Set problem →
Only the number is wanted: count the lines in the data with "SECTION" in them.

Material shown →
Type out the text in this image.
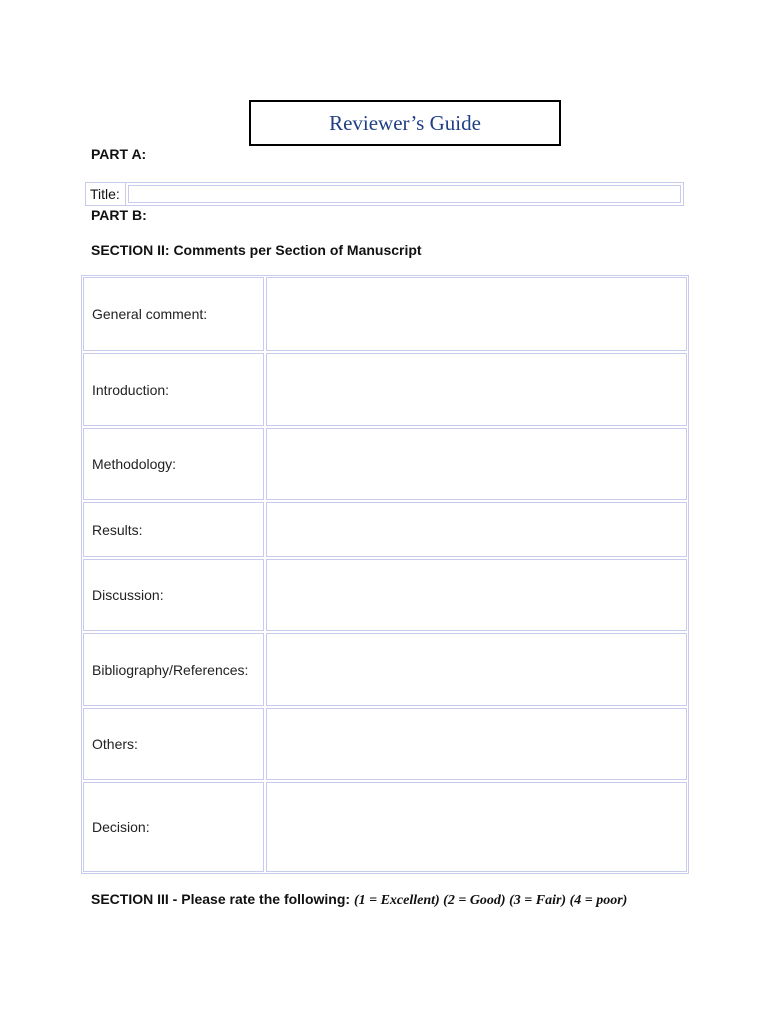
Reviewer’s Guide
PART A:
Title:
PART B:
SECTION II: Comments per Section of Manuscript
General comment:
Introduction:
Methodology:
Results:
Discussion:
Bibliography/References:
Others:
Decision:
SECTION III - Please rate the following: (1 = Excellent) (2 = Good) (3 = Fair) (4 = poor)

Result →
2